__TASK TO COMPLETE__.
Of the lines in this listing, how many contain the word "LOWER"? Give the number and nothing else.

__INPUT FOR THIS TASK__.

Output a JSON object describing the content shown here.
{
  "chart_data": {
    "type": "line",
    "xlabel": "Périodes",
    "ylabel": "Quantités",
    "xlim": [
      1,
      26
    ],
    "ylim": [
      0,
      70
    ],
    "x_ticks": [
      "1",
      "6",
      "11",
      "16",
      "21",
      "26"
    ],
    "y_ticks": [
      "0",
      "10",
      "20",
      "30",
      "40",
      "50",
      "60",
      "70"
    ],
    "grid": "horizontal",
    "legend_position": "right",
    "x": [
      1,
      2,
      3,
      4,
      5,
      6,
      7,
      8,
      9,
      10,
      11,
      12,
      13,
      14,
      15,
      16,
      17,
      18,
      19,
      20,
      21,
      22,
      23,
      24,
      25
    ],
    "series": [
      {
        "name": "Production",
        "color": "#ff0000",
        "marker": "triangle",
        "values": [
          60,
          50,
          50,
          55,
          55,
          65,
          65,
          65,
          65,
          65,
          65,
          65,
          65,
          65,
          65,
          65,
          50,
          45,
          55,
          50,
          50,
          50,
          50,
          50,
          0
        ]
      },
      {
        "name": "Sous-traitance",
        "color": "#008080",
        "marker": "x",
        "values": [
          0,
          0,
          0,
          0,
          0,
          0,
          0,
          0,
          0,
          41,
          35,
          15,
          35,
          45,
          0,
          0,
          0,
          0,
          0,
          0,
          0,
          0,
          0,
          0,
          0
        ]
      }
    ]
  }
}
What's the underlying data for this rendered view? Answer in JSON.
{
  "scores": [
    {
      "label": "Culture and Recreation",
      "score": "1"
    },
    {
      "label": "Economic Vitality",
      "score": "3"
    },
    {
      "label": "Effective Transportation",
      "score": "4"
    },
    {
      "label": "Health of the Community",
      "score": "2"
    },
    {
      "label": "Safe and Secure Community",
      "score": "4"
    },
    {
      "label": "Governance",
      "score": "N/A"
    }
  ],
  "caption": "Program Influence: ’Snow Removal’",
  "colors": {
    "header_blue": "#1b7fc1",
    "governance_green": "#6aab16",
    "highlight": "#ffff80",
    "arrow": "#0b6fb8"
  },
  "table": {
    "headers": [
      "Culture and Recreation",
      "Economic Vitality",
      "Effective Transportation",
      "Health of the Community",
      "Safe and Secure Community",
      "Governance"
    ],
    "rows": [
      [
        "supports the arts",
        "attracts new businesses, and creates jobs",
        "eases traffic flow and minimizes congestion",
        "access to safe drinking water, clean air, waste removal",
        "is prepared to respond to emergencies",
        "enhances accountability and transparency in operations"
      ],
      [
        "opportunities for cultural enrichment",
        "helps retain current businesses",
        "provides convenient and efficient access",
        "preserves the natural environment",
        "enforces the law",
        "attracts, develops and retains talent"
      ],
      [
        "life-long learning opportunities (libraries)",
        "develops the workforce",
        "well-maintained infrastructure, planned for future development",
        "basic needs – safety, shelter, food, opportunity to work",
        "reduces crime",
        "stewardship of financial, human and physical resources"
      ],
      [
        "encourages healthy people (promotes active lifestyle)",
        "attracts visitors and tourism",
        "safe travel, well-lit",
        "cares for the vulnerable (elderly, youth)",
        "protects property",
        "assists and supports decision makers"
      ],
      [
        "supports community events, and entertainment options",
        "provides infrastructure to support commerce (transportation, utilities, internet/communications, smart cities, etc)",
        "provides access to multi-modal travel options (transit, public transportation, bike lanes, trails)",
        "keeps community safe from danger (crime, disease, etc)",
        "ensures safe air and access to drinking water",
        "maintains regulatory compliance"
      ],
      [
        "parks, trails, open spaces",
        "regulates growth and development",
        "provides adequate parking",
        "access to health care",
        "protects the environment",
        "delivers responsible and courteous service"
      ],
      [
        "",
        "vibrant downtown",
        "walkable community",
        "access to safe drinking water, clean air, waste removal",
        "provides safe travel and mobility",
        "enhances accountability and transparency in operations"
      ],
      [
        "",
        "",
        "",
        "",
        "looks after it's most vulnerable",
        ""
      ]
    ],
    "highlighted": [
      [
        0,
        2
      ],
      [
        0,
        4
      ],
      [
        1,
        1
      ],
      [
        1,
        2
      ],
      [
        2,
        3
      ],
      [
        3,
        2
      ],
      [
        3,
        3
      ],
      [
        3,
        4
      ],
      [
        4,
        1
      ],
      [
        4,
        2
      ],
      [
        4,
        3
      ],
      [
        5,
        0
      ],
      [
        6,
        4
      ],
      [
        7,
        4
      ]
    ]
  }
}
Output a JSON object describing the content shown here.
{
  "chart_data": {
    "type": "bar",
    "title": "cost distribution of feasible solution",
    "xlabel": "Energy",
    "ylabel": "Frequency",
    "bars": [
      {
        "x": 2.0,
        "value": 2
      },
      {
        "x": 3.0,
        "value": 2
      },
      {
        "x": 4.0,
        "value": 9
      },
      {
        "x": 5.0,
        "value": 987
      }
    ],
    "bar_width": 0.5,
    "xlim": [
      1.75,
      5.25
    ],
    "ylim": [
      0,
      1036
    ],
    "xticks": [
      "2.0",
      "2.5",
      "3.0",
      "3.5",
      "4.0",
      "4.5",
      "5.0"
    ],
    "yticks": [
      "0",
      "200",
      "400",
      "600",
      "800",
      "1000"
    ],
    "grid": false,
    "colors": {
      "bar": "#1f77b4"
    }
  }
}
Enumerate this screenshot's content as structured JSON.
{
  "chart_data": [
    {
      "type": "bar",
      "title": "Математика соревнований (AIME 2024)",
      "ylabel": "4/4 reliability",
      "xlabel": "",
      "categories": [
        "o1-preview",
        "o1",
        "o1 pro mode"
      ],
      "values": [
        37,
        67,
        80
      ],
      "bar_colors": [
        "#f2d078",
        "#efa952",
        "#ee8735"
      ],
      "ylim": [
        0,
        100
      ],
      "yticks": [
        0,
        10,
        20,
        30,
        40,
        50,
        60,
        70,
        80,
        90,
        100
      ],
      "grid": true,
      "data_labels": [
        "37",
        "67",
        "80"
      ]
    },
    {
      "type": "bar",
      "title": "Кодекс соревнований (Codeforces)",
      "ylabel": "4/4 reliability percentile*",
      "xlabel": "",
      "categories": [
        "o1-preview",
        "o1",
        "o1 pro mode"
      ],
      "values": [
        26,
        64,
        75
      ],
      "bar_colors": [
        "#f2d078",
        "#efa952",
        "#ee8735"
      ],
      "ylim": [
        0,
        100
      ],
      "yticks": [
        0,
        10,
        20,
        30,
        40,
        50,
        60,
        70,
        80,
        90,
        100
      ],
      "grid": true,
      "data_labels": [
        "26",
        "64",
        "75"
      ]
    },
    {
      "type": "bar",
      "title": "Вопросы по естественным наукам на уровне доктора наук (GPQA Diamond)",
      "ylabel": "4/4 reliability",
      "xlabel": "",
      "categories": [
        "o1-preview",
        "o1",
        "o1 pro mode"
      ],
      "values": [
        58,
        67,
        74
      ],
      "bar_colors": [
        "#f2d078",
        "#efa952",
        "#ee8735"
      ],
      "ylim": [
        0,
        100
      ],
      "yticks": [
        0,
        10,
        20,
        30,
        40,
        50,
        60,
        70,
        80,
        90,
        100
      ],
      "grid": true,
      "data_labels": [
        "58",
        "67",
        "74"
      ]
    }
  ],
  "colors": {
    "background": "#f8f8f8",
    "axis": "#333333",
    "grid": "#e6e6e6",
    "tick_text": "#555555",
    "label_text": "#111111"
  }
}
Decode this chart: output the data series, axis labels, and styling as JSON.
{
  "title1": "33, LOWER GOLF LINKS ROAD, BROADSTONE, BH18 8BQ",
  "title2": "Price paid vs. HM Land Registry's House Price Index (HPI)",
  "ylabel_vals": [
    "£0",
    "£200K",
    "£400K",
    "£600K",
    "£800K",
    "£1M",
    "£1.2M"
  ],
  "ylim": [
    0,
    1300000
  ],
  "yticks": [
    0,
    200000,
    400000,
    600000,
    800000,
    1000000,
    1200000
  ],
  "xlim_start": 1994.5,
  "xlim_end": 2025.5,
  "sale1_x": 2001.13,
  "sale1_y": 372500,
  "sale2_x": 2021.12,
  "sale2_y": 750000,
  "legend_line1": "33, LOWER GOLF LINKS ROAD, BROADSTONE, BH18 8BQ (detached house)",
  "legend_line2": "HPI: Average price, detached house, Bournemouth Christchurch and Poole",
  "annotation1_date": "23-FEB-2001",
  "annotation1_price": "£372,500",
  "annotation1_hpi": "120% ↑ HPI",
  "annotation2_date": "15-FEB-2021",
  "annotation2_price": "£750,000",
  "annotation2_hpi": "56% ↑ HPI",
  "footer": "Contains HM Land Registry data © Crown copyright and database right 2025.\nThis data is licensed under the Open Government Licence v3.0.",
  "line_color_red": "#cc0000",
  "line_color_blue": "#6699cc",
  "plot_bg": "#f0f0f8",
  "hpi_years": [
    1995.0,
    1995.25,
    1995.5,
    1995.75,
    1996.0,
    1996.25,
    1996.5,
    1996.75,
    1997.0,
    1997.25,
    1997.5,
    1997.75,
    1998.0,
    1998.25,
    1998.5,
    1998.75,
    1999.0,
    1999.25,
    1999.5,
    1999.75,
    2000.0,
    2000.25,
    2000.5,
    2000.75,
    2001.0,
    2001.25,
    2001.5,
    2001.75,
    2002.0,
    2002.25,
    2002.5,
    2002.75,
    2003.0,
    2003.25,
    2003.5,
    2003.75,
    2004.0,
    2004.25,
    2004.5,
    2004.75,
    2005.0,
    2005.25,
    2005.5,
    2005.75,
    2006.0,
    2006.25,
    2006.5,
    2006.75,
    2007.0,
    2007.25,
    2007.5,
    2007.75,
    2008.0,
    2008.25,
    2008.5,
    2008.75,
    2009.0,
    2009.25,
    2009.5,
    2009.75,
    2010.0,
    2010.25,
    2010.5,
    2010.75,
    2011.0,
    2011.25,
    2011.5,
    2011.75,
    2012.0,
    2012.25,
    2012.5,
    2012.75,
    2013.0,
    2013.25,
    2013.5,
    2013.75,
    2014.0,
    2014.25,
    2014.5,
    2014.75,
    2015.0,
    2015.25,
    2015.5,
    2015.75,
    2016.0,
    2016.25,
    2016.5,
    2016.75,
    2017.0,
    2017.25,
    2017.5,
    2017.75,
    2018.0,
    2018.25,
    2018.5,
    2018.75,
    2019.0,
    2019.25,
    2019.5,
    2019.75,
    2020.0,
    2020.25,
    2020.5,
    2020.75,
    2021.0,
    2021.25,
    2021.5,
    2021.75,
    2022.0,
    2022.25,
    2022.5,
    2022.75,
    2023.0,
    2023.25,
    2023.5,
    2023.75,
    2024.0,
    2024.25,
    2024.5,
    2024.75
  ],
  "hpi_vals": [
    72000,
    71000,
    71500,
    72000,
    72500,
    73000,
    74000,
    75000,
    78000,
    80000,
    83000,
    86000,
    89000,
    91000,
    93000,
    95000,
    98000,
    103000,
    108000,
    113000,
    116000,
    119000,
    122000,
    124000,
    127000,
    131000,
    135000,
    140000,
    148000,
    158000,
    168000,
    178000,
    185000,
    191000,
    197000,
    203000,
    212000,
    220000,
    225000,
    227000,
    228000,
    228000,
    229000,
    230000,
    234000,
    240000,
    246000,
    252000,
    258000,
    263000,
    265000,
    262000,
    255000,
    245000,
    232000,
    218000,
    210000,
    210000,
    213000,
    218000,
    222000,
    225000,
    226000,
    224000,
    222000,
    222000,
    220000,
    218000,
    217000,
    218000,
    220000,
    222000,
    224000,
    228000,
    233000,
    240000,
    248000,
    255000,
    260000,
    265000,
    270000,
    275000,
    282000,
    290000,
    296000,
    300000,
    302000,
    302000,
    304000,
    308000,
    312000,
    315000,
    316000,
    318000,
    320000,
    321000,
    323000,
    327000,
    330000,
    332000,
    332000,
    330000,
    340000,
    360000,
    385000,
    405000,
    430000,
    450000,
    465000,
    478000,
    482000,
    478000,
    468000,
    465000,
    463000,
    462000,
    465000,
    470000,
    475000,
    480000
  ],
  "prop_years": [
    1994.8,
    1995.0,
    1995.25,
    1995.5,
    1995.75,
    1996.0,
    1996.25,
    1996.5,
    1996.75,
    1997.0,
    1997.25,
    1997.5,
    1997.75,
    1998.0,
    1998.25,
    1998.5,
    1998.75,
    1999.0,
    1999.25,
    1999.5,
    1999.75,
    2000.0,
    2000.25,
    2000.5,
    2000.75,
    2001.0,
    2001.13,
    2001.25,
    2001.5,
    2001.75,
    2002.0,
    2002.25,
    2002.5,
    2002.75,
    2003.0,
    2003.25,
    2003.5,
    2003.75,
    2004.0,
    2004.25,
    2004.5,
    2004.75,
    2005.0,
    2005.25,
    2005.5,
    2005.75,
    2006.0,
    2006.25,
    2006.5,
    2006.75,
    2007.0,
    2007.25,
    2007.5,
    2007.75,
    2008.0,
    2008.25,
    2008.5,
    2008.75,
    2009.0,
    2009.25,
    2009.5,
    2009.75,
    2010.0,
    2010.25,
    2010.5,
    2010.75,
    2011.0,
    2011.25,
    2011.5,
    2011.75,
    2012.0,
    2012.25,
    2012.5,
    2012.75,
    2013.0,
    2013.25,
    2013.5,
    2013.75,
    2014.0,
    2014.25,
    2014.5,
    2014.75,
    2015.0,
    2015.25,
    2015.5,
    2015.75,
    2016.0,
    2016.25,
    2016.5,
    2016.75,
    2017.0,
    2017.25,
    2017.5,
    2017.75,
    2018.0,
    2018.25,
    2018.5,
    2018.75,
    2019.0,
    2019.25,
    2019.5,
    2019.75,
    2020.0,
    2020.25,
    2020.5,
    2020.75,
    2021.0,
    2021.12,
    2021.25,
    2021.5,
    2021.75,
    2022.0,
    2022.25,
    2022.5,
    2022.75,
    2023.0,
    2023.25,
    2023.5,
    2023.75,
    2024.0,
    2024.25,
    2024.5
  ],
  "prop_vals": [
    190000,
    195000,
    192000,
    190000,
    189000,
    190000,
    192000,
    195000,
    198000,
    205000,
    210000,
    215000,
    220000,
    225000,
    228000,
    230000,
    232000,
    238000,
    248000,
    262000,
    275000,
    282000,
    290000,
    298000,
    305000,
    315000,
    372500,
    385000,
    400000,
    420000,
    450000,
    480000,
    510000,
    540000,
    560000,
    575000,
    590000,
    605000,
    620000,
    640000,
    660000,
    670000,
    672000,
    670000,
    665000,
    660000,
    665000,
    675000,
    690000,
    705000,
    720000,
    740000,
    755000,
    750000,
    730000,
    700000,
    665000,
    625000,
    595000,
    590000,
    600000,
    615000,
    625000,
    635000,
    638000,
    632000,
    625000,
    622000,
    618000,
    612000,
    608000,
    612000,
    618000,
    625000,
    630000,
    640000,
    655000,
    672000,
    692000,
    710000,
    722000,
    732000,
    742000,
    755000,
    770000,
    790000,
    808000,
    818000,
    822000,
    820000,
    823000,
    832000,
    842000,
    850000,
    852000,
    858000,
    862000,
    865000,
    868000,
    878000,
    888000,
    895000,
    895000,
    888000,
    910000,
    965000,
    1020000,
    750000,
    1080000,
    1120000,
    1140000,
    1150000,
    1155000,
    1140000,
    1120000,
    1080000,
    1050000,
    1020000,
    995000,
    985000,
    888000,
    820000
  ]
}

__REPLY__.
2